Records:
# # # # # # #

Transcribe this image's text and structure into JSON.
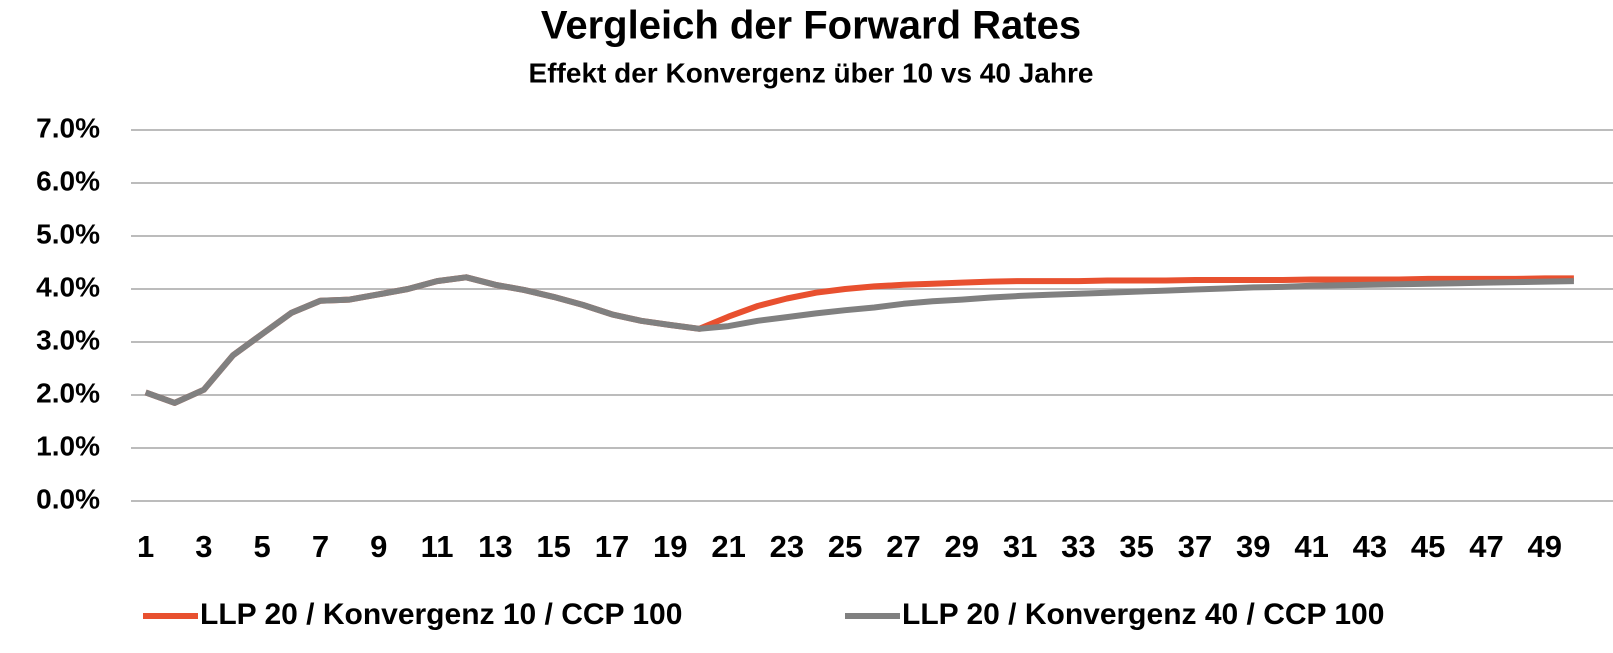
{
  "chart_data": {
    "type": "line",
    "title": "Vergleich der Forward Rates",
    "subtitle": "Effekt der Konvergenz über 10 vs 40 Jahre",
    "categories": [
      "1",
      null,
      "3",
      null,
      "5",
      null,
      "7",
      null,
      "9",
      null,
      "11",
      null,
      "13",
      null,
      "15",
      null,
      "17",
      null,
      "19",
      null,
      "21",
      null,
      "23",
      null,
      "25",
      null,
      "27",
      null,
      "29",
      null,
      "31",
      null,
      "33",
      null,
      "35",
      null,
      "37",
      null,
      "39",
      null,
      "41",
      null,
      "43",
      null,
      "45",
      null,
      "47",
      null,
      "49",
      null
    ],
    "series": [
      {
        "name": "LLP 20 / Konvergenz 10 / CCP 100",
        "color": "#e8502f",
        "values": [
          2.05,
          1.85,
          2.1,
          2.75,
          3.15,
          3.55,
          3.78,
          3.8,
          3.9,
          4.0,
          4.15,
          4.22,
          4.08,
          3.98,
          3.85,
          3.7,
          3.52,
          3.4,
          3.32,
          3.25,
          3.48,
          3.68,
          3.82,
          3.93,
          4.0,
          4.05,
          4.08,
          4.1,
          4.12,
          4.14,
          4.15,
          4.15,
          4.15,
          4.16,
          4.16,
          4.16,
          4.17,
          4.17,
          4.17,
          4.17,
          4.18,
          4.18,
          4.18,
          4.18,
          4.19,
          4.19,
          4.19,
          4.19,
          4.2,
          4.2
        ]
      },
      {
        "name": "LLP 20 / Konvergenz 40 / CCP 100",
        "color": "#808080",
        "values": [
          2.05,
          1.85,
          2.1,
          2.75,
          3.15,
          3.55,
          3.78,
          3.8,
          3.9,
          4.0,
          4.15,
          4.22,
          4.08,
          3.98,
          3.85,
          3.7,
          3.52,
          3.4,
          3.32,
          3.25,
          3.3,
          3.4,
          3.47,
          3.54,
          3.6,
          3.65,
          3.72,
          3.77,
          3.8,
          3.84,
          3.87,
          3.89,
          3.91,
          3.93,
          3.95,
          3.97,
          3.99,
          4.01,
          4.03,
          4.04,
          4.06,
          4.07,
          4.08,
          4.09,
          4.1,
          4.11,
          4.12,
          4.13,
          4.14,
          4.15
        ]
      }
    ],
    "ylim": [
      0,
      7
    ],
    "yticks": [
      {
        "value": 0,
        "label": "0.0%"
      },
      {
        "value": 1,
        "label": "1.0%"
      },
      {
        "value": 2,
        "label": "2.0%"
      },
      {
        "value": 3,
        "label": "3.0%"
      },
      {
        "value": 4,
        "label": "4.0%"
      },
      {
        "value": 5,
        "label": "5.0%"
      },
      {
        "value": 6,
        "label": "6.0%"
      },
      {
        "value": 7,
        "label": "7.0%"
      }
    ],
    "grid": true,
    "legend": "bottom"
  }
}
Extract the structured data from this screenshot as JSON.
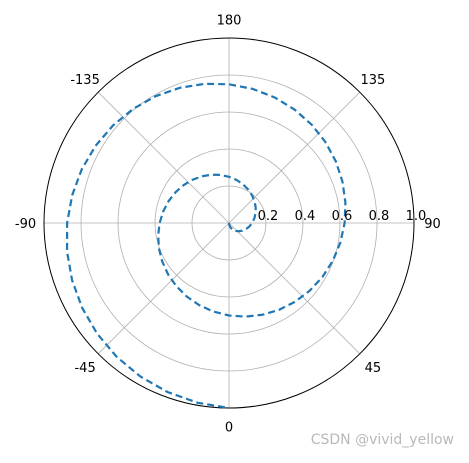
{
  "chart_data": {
    "type": "line",
    "projection": "polar",
    "theta_zero_location": "bottom",
    "theta_direction": "counterclockwise",
    "theta_unit": "degrees",
    "angle_labels": [
      {
        "angle": 0,
        "label": "0"
      },
      {
        "angle": 45,
        "label": "45"
      },
      {
        "angle": 90,
        "label": "90"
      },
      {
        "angle": 135,
        "label": "135"
      },
      {
        "angle": 180,
        "label": "180"
      },
      {
        "angle": -135,
        "label": "-135"
      },
      {
        "angle": -90,
        "label": "-90"
      },
      {
        "angle": -45,
        "label": "-45"
      }
    ],
    "r_ticks": [
      0.2,
      0.4,
      0.6,
      0.8,
      1.0
    ],
    "r_tick_labels": [
      "0.2",
      "0.4",
      "0.6",
      "0.8",
      "1.0"
    ],
    "rlim": [
      0,
      1.0
    ],
    "r_label_angle": 90,
    "grid": true,
    "series": [
      {
        "line_style": "dashed",
        "color": "#1f77b4",
        "theta": [
          0,
          10,
          20,
          30,
          40,
          50,
          60,
          70,
          80,
          90,
          100,
          110,
          120,
          130,
          140,
          150,
          160,
          170,
          180,
          190,
          200,
          210,
          220,
          230,
          240,
          250,
          260,
          270,
          280,
          290,
          300,
          310,
          320,
          330,
          340,
          350,
          360,
          370,
          380,
          390,
          400,
          410,
          420,
          430,
          440,
          450,
          460,
          470,
          480,
          490,
          500,
          510,
          520,
          530,
          540,
          550,
          560,
          570,
          580,
          590,
          600,
          610,
          620,
          630,
          640,
          650,
          660,
          670,
          680,
          690,
          700,
          710,
          720
        ],
        "r": [
          0.0,
          0.0139,
          0.0278,
          0.0417,
          0.0556,
          0.0694,
          0.0833,
          0.0972,
          0.1111,
          0.125,
          0.1389,
          0.1528,
          0.1667,
          0.1806,
          0.1944,
          0.2083,
          0.2222,
          0.2361,
          0.25,
          0.2639,
          0.2778,
          0.2917,
          0.3056,
          0.3194,
          0.3333,
          0.3472,
          0.3611,
          0.375,
          0.3889,
          0.4028,
          0.4167,
          0.4306,
          0.4444,
          0.4583,
          0.4722,
          0.4861,
          0.5,
          0.5139,
          0.5278,
          0.5417,
          0.5556,
          0.5694,
          0.5833,
          0.5972,
          0.6111,
          0.625,
          0.6389,
          0.6528,
          0.6667,
          0.6806,
          0.6944,
          0.7083,
          0.7222,
          0.7361,
          0.75,
          0.7639,
          0.7778,
          0.7917,
          0.8056,
          0.8194,
          0.8333,
          0.8472,
          0.8611,
          0.875,
          0.8889,
          0.9028,
          0.9167,
          0.9306,
          0.9444,
          0.9583,
          0.9722,
          0.9861,
          1.0
        ]
      }
    ]
  },
  "watermark": "CSDN @vivid_yellow",
  "colors": {
    "grid": "#b0b0b0",
    "spine": "#000000",
    "line": "#1f77b4",
    "watermark": "#b9b9b9"
  }
}
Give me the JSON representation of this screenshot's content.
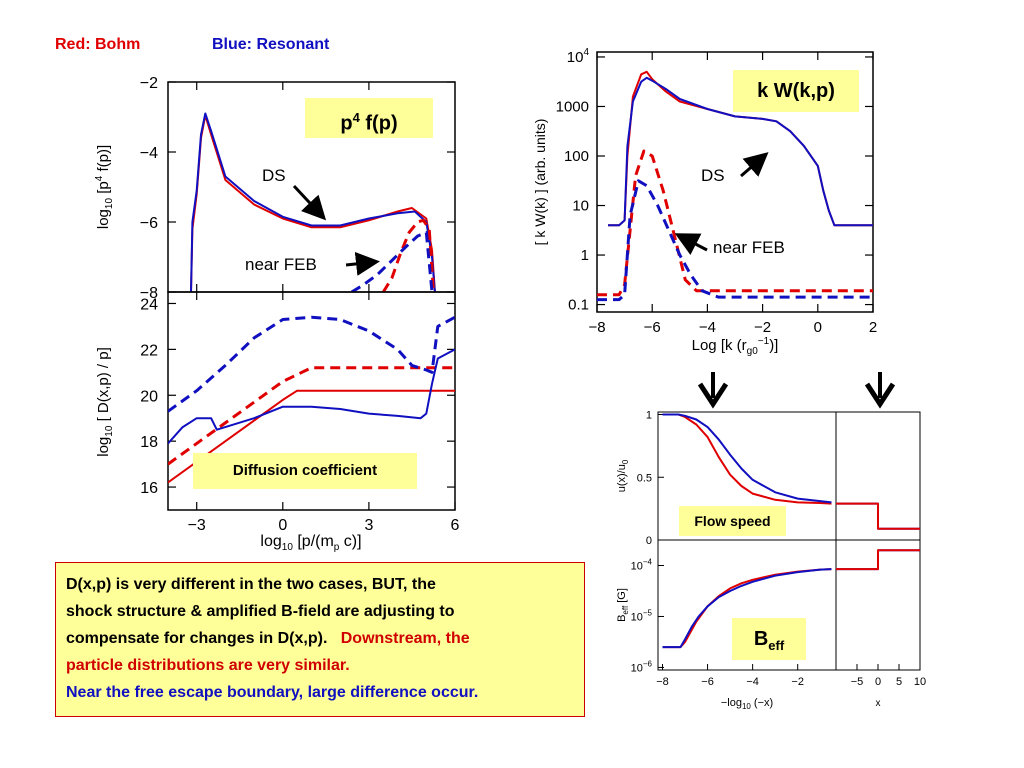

# # # # # # #

Write the records above out again exactly, with no pictures in your copy.

## THE COMPLETED TASK
Transcribe this image's text and structure into JSON.
{
  "chart_data": {
    "type": "line",
    "title": "Vergleich der Forward Rates",
    "subtitle": "Effekt der Konvergenz über 10 vs 40 Jahre",
    "categories": [
      "1",
      null,
      "3",
      null,
      "5",
      null,
      "7",
      null,
      "9",
      null,
      "11",
      null,
      "13",
      null,
      "15",
      null,
      "17",
      null,
      "19",
      null,
      "21",
      null,
      "23",
      null,
      "25",
      null,
      "27",
      null,
      "29",
      null,
      "31",
      null,
      "33",
      null,
      "35",
      null,
      "37",
      null,
      "39",
      null,
      "41",
      null,
      "43",
      null,
      "45",
      null,
      "47",
      null,
      "49",
      null
    ],
    "series": [
      {
        "name": "LLP 20 / Konvergenz 10 / CCP 100",
        "color": "#e8502f",
        "values": [
          2.05,
          1.85,
          2.1,
          2.75,
          3.15,
          3.55,
          3.78,
          3.8,
          3.9,
          4.0,
          4.15,
          4.22,
          4.08,
          3.98,
          3.85,
          3.7,
          3.52,
          3.4,
          3.32,
          3.25,
          3.48,
          3.68,
          3.82,
          3.93,
          4.0,
          4.05,
          4.08,
          4.1,
          4.12,
          4.14,
          4.15,
          4.15,
          4.15,
          4.16,
          4.16,
          4.16,
          4.17,
          4.17,
          4.17,
          4.17,
          4.18,
          4.18,
          4.18,
          4.18,
          4.19,
          4.19,
          4.19,
          4.19,
          4.2,
          4.2
        ]
      },
      {
        "name": "LLP 20 / Konvergenz 40 / CCP 100",
        "color": "#808080",
        "values": [
          2.05,
          1.85,
          2.1,
          2.75,
          3.15,
          3.55,
          3.78,
          3.8,
          3.9,
          4.0,
          4.15,
          4.22,
          4.08,
          3.98,
          3.85,
          3.7,
          3.52,
          3.4,
          3.32,
          3.25,
          3.3,
          3.4,
          3.47,
          3.54,
          3.6,
          3.65,
          3.72,
          3.77,
          3.8,
          3.84,
          3.87,
          3.89,
          3.91,
          3.93,
          3.95,
          3.97,
          3.99,
          4.01,
          4.03,
          4.04,
          4.06,
          4.07,
          4.08,
          4.09,
          4.1,
          4.11,
          4.12,
          4.13,
          4.14,
          4.15
        ]
      }
    ],
    "ylim": [
      0,
      7
    ],
    "yticks": [
      {
        "value": 0,
        "label": "0.0%"
      },
      {
        "value": 1,
        "label": "1.0%"
      },
      {
        "value": 2,
        "label": "2.0%"
      },
      {
        "value": 3,
        "label": "3.0%"
      },
      {
        "value": 4,
        "label": "4.0%"
      },
      {
        "value": 5,
        "label": "5.0%"
      },
      {
        "value": 6,
        "label": "6.0%"
      },
      {
        "value": 7,
        "label": "7.0%"
      }
    ],
    "grid": true,
    "legend": "bottom"
  }
}
Extract the structured data from this screenshot as JSON.
{
  "chart_data": {
    "type": "line",
    "projection": "polar",
    "theta_zero_location": "bottom",
    "theta_direction": "counterclockwise",
    "theta_unit": "degrees",
    "angle_labels": [
      {
        "angle": 0,
        "label": "0"
      },
      {
        "angle": 45,
        "label": "45"
      },
      {
        "angle": 90,
        "label": "90"
      },
      {
        "angle": 135,
        "label": "135"
      },
      {
        "angle": 180,
        "label": "180"
      },
      {
        "angle": -135,
        "label": "-135"
      },
      {
        "angle": -90,
        "label": "-90"
      },
      {
        "angle": -45,
        "label": "-45"
      }
    ],
    "r_ticks": [
      0.2,
      0.4,
      0.6,
      0.8,
      1.0
    ],
    "r_tick_labels": [
      "0.2",
      "0.4",
      "0.6",
      "0.8",
      "1.0"
    ],
    "rlim": [
      0,
      1.0
    ],
    "r_label_angle": 90,
    "grid": true,
    "series": [
      {
        "line_style": "dashed",
        "color": "#1f77b4",
        "theta": [
          0,
          10,
          20,
          30,
          40,
          50,
          60,
          70,
          80,
          90,
          100,
          110,
          120,
          130,
          140,
          150,
          160,
          170,
          180,
          190,
          200,
          210,
          220,
          230,
          240,
          250,
          260,
          270,
          280,
          290,
          300,
          310,
          320,
          330,
          340,
          350,
          360,
          370,
          380,
          390,
          400,
          410,
          420,
          430,
          440,
          450,
          460,
          470,
          480,
          490,
          500,
          510,
          520,
          530,
          540,
          550,
          560,
          570,
          580,
          590,
          600,
          610,
          620,
          630,
          640,
          650,
          660,
          670,
          680,
          690,
          700,
          710,
          720
        ],
        "r": [
          0.0,
          0.0139,
          0.0278,
          0.0417,
          0.0556,
          0.0694,
          0.0833,
          0.0972,
          0.1111,
          0.125,
          0.1389,
          0.1528,
          0.1667,
          0.1806,
          0.1944,
          0.2083,
          0.2222,
          0.2361,
          0.25,
          0.2639,
          0.2778,
          0.2917,
          0.3056,
          0.3194,
          0.3333,
          0.3472,
          0.3611,
          0.375,
          0.3889,
          0.4028,
          0.4167,
          0.4306,
          0.4444,
          0.4583,
          0.4722,
          0.4861,
          0.5,
          0.5139,
          0.5278,
          0.5417,
          0.5556,
          0.5694,
          0.5833,
          0.5972,
          0.6111,
          0.625,
          0.6389,
          0.6528,
          0.6667,
          0.6806,
          0.6944,
          0.7083,
          0.7222,
          0.7361,
          0.75,
          0.7639,
          0.7778,
          0.7917,
          0.8056,
          0.8194,
          0.8333,
          0.8472,
          0.8611,
          0.875,
          0.8889,
          0.9028,
          0.9167,
          0.9306,
          0.9444,
          0.9583,
          0.9722,
          0.9861,
          1.0
        ]
      }
    ]
  },
  "watermark": "CSDN @vivid_yellow",
  "colors": {
    "grid": "#b0b0b0",
    "spine": "#000000",
    "line": "#1f77b4",
    "watermark": "#b9b9b9"
  }
}
Give me the JSON representation of this screenshot's content.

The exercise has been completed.